Give the entries back exactly, dropping each image.

Data records:

— start —

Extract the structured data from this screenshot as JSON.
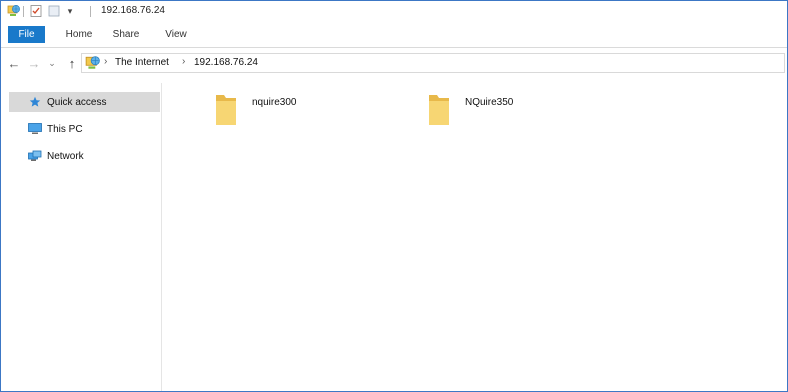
{
  "window": {
    "title": "192.168.76.24"
  },
  "titlebar": {
    "icons": [
      "network-location-icon",
      "properties-icon",
      "new-folder-icon",
      "customize-quick-access-icon"
    ]
  },
  "ribbon": {
    "tabs": [
      {
        "label": "File",
        "active": true
      },
      {
        "label": "Home"
      },
      {
        "label": "Share"
      },
      {
        "label": "View"
      }
    ]
  },
  "address_bar": {
    "breadcrumbs": [
      "The Internet",
      "192.168.76.24"
    ]
  },
  "nav_pane": {
    "items": [
      {
        "label": "Quick access",
        "icon": "star-icon",
        "selected": true
      },
      {
        "label": "This PC",
        "icon": "computer-icon"
      },
      {
        "label": "Network",
        "icon": "network-icon"
      }
    ]
  },
  "content": {
    "folders": [
      {
        "name": "nquire300"
      },
      {
        "name": "NQuire350"
      }
    ]
  },
  "colors": {
    "accent": "#1979ca",
    "selection": "#d9d9d9",
    "folder": "#f7d673",
    "window_border": "#3c77c5"
  }
}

— end —

• Answer to this exercise
Extract the structured data from this screenshot as JSON.
{
  "window": {
    "title": "192.168.76.24"
  },
  "titlebar": {
    "icons": [
      "network-location-icon",
      "properties-icon",
      "new-folder-icon",
      "customize-quick-access-icon"
    ]
  },
  "ribbon": {
    "tabs": [
      {
        "label": "File",
        "active": true
      },
      {
        "label": "Home"
      },
      {
        "label": "Share"
      },
      {
        "label": "View"
      }
    ]
  },
  "address_bar": {
    "breadcrumbs": [
      "The Internet",
      "192.168.76.24"
    ]
  },
  "nav_pane": {
    "items": [
      {
        "label": "Quick access",
        "icon": "star-icon",
        "selected": true
      },
      {
        "label": "This PC",
        "icon": "computer-icon"
      },
      {
        "label": "Network",
        "icon": "network-icon"
      }
    ]
  },
  "content": {
    "folders": [
      {
        "name": "nquire300"
      },
      {
        "name": "NQuire350"
      }
    ]
  },
  "colors": {
    "accent": "#1979ca",
    "selection": "#d9d9d9",
    "folder": "#f7d673",
    "window_border": "#3c77c5"
  }
}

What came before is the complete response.